## Records provided:
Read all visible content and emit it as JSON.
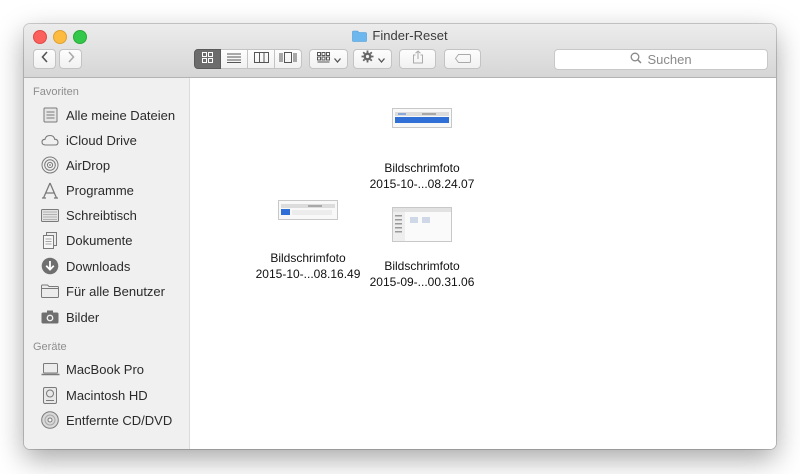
{
  "window": {
    "title": "Finder-Reset"
  },
  "search": {
    "placeholder": "Suchen"
  },
  "sidebar": {
    "favorites_header": "Favoriten",
    "favorites": [
      {
        "label": "Alle meine Dateien",
        "icon": "all-files-icon"
      },
      {
        "label": "iCloud Drive",
        "icon": "cloud-icon"
      },
      {
        "label": "AirDrop",
        "icon": "airdrop-icon"
      },
      {
        "label": "Programme",
        "icon": "applications-icon"
      },
      {
        "label": "Schreibtisch",
        "icon": "desktop-icon"
      },
      {
        "label": "Dokumente",
        "icon": "documents-icon"
      },
      {
        "label": "Downloads",
        "icon": "downloads-icon"
      },
      {
        "label": "Für alle Benutzer",
        "icon": "folder-icon"
      },
      {
        "label": "Bilder",
        "icon": "camera-icon"
      }
    ],
    "devices_header": "Geräte",
    "devices": [
      {
        "label": "MacBook Pro",
        "icon": "laptop-icon"
      },
      {
        "label": "Macintosh HD",
        "icon": "hard-disk-icon"
      },
      {
        "label": "Entfernte CD/DVD",
        "icon": "disc-icon"
      }
    ]
  },
  "files": [
    {
      "line1": "Bildschrimfoto",
      "line2": "2015-10-...08.24.07"
    },
    {
      "line1": "Bildschrimfoto",
      "line2": "2015-09-...00.31.06"
    },
    {
      "line1": "Bildschrimfoto",
      "line2": "2015-10-...08.16.49"
    }
  ]
}
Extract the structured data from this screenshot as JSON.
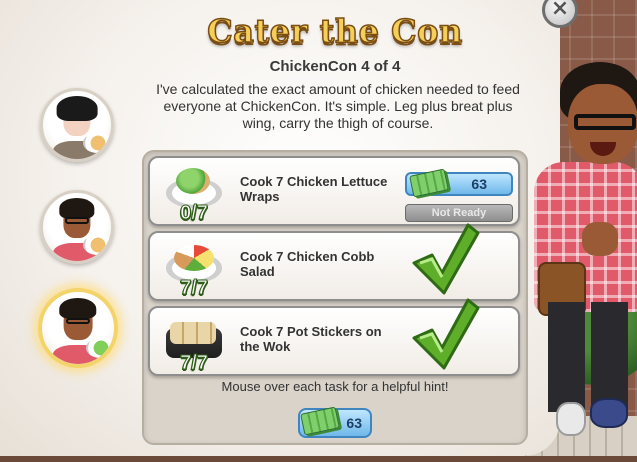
{
  "dialog": {
    "title": "Cater the Con",
    "subtitle": "ChickenCon 4 of 4",
    "description": "I've calculated the exact amount of chicken needed to feed everyone at ChickenCon. It's simple. Leg plus breat plus wing, carry the thigh of course.",
    "close_label": "×",
    "hint": "Mouse over each task for a helpful hint!",
    "total_reward": "63"
  },
  "tasks": [
    {
      "label": "Cook 7 Chicken Lettuce Wraps",
      "progress": "0/7",
      "reward": "63",
      "status": "Not Ready",
      "complete": false
    },
    {
      "label": "Cook 7 Chicken Cobb Salad",
      "progress": "7/7",
      "complete": true
    },
    {
      "label": "Cook 7 Pot Stickers on the Wok",
      "progress": "7/7",
      "complete": true
    }
  ],
  "quest_chain": [
    {
      "name": "quest-giver-1",
      "active": false
    },
    {
      "name": "quest-giver-2",
      "active": false
    },
    {
      "name": "quest-giver-3",
      "active": true
    }
  ],
  "icons": [
    "close-icon",
    "cash-icon",
    "checkmark-icon",
    "food-plate-icon"
  ],
  "colors": {
    "title_gold": "#f6cf5a",
    "reward_blue": "#6fb8ea",
    "check_green": "#5fae2a",
    "status_gray": "#8e8e8e"
  }
}
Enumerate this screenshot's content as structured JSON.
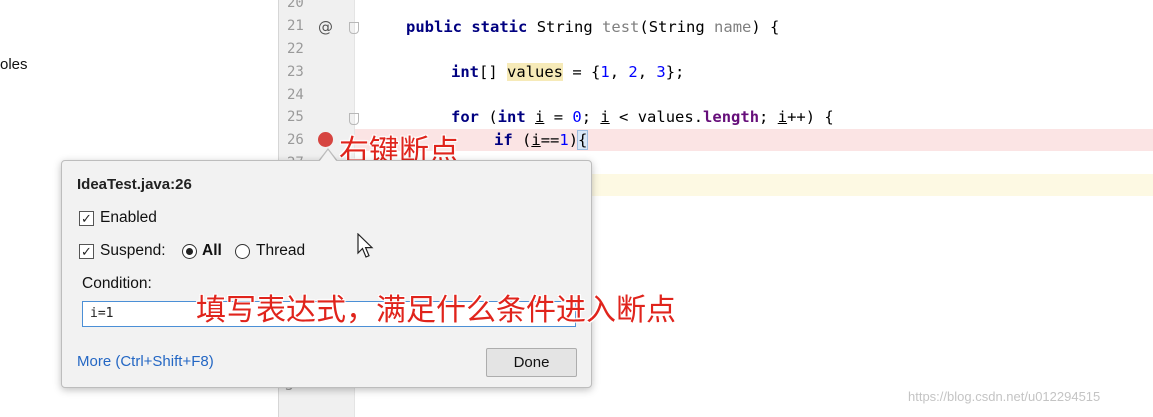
{
  "project_panel": {
    "partial_item": "oles"
  },
  "gutter": {
    "line_numbers": [
      "20",
      "21",
      "22",
      "23",
      "24",
      "25",
      "26",
      "27"
    ],
    "bottom_partial": "3"
  },
  "code": {
    "line21": {
      "kw1": "public",
      "kw2": "static",
      "type": "String",
      "method": "test",
      "paren_open": "(",
      "ptype": "String",
      "pname": "name",
      "tail": ") {"
    },
    "line23": {
      "kw": "int",
      "brackets": "[]",
      "var": "values",
      "eq": " = {",
      "n1": "1",
      "c1": ", ",
      "n2": "2",
      "c2": ", ",
      "n3": "3",
      "end": "};"
    },
    "line25": {
      "kw1": "for",
      "p1": " (",
      "kw2": "int",
      "i1": "i",
      "p2": " = ",
      "n0": "0",
      "p3": "; ",
      "i2": "i",
      "p4": " < values.",
      "field": "length",
      "p5": "; ",
      "i3": "i",
      "p6": "++) {"
    },
    "line26": {
      "kw": "if",
      "p1": " (",
      "i": "i",
      "p2": "==",
      "n1": "1",
      "p3": ")",
      "brace": "{"
    }
  },
  "annotations": {
    "right_click": "右键断点",
    "condition_hint": "填写表达式，满足什么条件进入断点"
  },
  "breakpoint_popup": {
    "title": "IdeaTest.java:26",
    "enabled_label": "Enabled",
    "enabled_checked": true,
    "suspend_label": "Suspend:",
    "suspend_checked": true,
    "radio_all": "All",
    "radio_thread": "Thread",
    "selected_policy": "All",
    "condition_label": "Condition:",
    "condition_value": "i=1",
    "more_link": "More (Ctrl+Shift+F8)",
    "done_button": "Done"
  },
  "watermark": "https://blog.csdn.net/u012294515",
  "colors": {
    "breakpoint": "#d64541",
    "breakpoint_line_bg": "#fbe4e4",
    "annotation_text": "#e0241c",
    "keyword": "#000080",
    "link": "#2467c4"
  }
}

## Work instructions:
Set down every entry word for word, but omit the pictures.

## Task result:
Read all visible content and emit it as JSON.
{
  "window": {
    "title": "Finder-Reset"
  },
  "search": {
    "placeholder": "Suchen"
  },
  "sidebar": {
    "favorites_header": "Favoriten",
    "favorites": [
      {
        "label": "Alle meine Dateien",
        "icon": "all-files-icon"
      },
      {
        "label": "iCloud Drive",
        "icon": "cloud-icon"
      },
      {
        "label": "AirDrop",
        "icon": "airdrop-icon"
      },
      {
        "label": "Programme",
        "icon": "applications-icon"
      },
      {
        "label": "Schreibtisch",
        "icon": "desktop-icon"
      },
      {
        "label": "Dokumente",
        "icon": "documents-icon"
      },
      {
        "label": "Downloads",
        "icon": "downloads-icon"
      },
      {
        "label": "Für alle Benutzer",
        "icon": "folder-icon"
      },
      {
        "label": "Bilder",
        "icon": "camera-icon"
      }
    ],
    "devices_header": "Geräte",
    "devices": [
      {
        "label": "MacBook Pro",
        "icon": "laptop-icon"
      },
      {
        "label": "Macintosh HD",
        "icon": "hard-disk-icon"
      },
      {
        "label": "Entfernte CD/DVD",
        "icon": "disc-icon"
      }
    ]
  },
  "files": [
    {
      "line1": "Bildschrimfoto",
      "line2": "2015-10-...08.24.07"
    },
    {
      "line1": "Bildschrimfoto",
      "line2": "2015-09-...00.31.06"
    },
    {
      "line1": "Bildschrimfoto",
      "line2": "2015-10-...08.16.49"
    }
  ]
}
Extract the structured data from this screenshot as JSON.
{
  "dialog": {
    "title": "Cater the Con",
    "subtitle": "ChickenCon 4 of 4",
    "description": "I've calculated the exact amount of chicken needed to feed everyone at ChickenCon. It's simple. Leg plus breat plus wing, carry the thigh of course.",
    "close_label": "×",
    "hint": "Mouse over each task for a helpful hint!",
    "total_reward": "63"
  },
  "tasks": [
    {
      "label": "Cook 7 Chicken Lettuce Wraps",
      "progress": "0/7",
      "reward": "63",
      "status": "Not Ready",
      "complete": false
    },
    {
      "label": "Cook 7 Chicken Cobb Salad",
      "progress": "7/7",
      "complete": true
    },
    {
      "label": "Cook 7 Pot Stickers on the Wok",
      "progress": "7/7",
      "complete": true
    }
  ],
  "quest_chain": [
    {
      "name": "quest-giver-1",
      "active": false
    },
    {
      "name": "quest-giver-2",
      "active": false
    },
    {
      "name": "quest-giver-3",
      "active": true
    }
  ],
  "icons": [
    "close-icon",
    "cash-icon",
    "checkmark-icon",
    "food-plate-icon"
  ],
  "colors": {
    "title_gold": "#f6cf5a",
    "reward_blue": "#6fb8ea",
    "check_green": "#5fae2a",
    "status_gray": "#8e8e8e"
  }
}
Enumerate this screenshot's content as structured JSON.
{
  "project_panel": {
    "partial_item": "oles"
  },
  "gutter": {
    "line_numbers": [
      "20",
      "21",
      "22",
      "23",
      "24",
      "25",
      "26",
      "27"
    ],
    "bottom_partial": "3"
  },
  "code": {
    "line21": {
      "kw1": "public",
      "kw2": "static",
      "type": "String",
      "method": "test",
      "paren_open": "(",
      "ptype": "String",
      "pname": "name",
      "tail": ") {"
    },
    "line23": {
      "kw": "int",
      "brackets": "[]",
      "var": "values",
      "eq": " = {",
      "n1": "1",
      "c1": ", ",
      "n2": "2",
      "c2": ", ",
      "n3": "3",
      "end": "};"
    },
    "line25": {
      "kw1": "for",
      "p1": " (",
      "kw2": "int",
      "i1": "i",
      "p2": " = ",
      "n0": "0",
      "p3": "; ",
      "i2": "i",
      "p4": " < values.",
      "field": "length",
      "p5": "; ",
      "i3": "i",
      "p6": "++) {"
    },
    "line26": {
      "kw": "if",
      "p1": " (",
      "i": "i",
      "p2": "==",
      "n1": "1",
      "p3": ")",
      "brace": "{"
    }
  },
  "annotations": {
    "right_click": "右键断点",
    "condition_hint": "填写表达式，满足什么条件进入断点"
  },
  "breakpoint_popup": {
    "title": "IdeaTest.java:26",
    "enabled_label": "Enabled",
    "enabled_checked": true,
    "suspend_label": "Suspend:",
    "suspend_checked": true,
    "radio_all": "All",
    "radio_thread": "Thread",
    "selected_policy": "All",
    "condition_label": "Condition:",
    "condition_value": "i=1",
    "more_link": "More (Ctrl+Shift+F8)",
    "done_button": "Done"
  },
  "watermark": "https://blog.csdn.net/u012294515",
  "colors": {
    "breakpoint": "#d64541",
    "breakpoint_line_bg": "#fbe4e4",
    "annotation_text": "#e0241c",
    "keyword": "#000080",
    "link": "#2467c4"
  }
}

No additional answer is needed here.